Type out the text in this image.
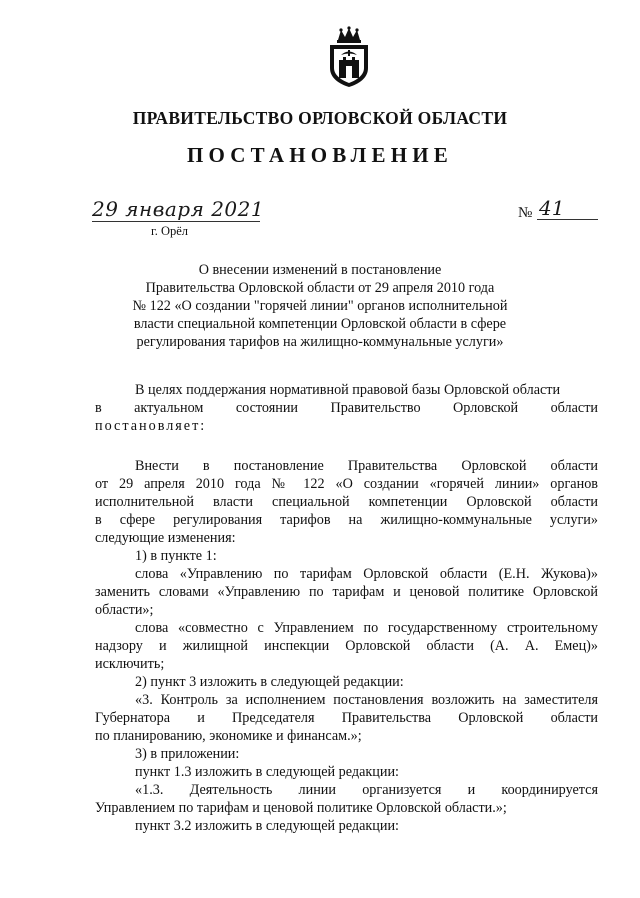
ПРАВИТЕЛЬСТВО ОРЛОВСКОЙ ОБЛАСТИ
ПОСТАНОВЛЕНИЕ
29 января 2021
г. Орёл
№ 41
О внесении изменений в постановление
Правительства Орловской области от 29 апреля 2010 года
№ 122 «О создании "горячей линии" органов исполнительной
власти специальной компетенции Орловской области в сфере
регулирования тарифов на жилищно-коммунальные услуги»
В целях поддержания нормативной правовой базы Орловской области
в актуальном состоянии Правительство Орловской области
постановляет:
Внести в постановление Правительства Орловской области
от 29 апреля 2010 года № 122 «О создании «горячей линии» органов
исполнительной власти специальной компетенции Орловской области
в сфере регулирования тарифов на жилищно-коммунальные услуги»
следующие изменения:
1) в пункте 1:
слова «Управлению по тарифам Орловской области (Е.Н. Жукова)»
заменить словами «Управлению по тарифам и ценовой политике Орловской
области»;
слова «совместно с Управлением по государственному строительному
надзору и жилищной инспекции Орловской области (А. А. Емец)»
исключить;
2) пункт 3 изложить в следующей редакции:
«3. Контроль за исполнением постановления возложить на заместителя
Губернатора и Председателя Правительства Орловской области
по планированию, экономике и финансам.»;
3) в приложении:
пункт 1.3 изложить в следующей редакции:
«1.3. Деятельность линии организуется и координируется
Управлением по тарифам и ценовой политике Орловской области.»;
пункт 3.2 изложить в следующей редакции:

----

▸ **What you have to do**
Show all lines from the records above where the word "изложить" occurs.

▸ **Correct output**
2) пункт 3 изложить в следующей редакции:
пункт 1.3 изложить в следующей редакции:
пункт 3.2 изложить в следующей редакции:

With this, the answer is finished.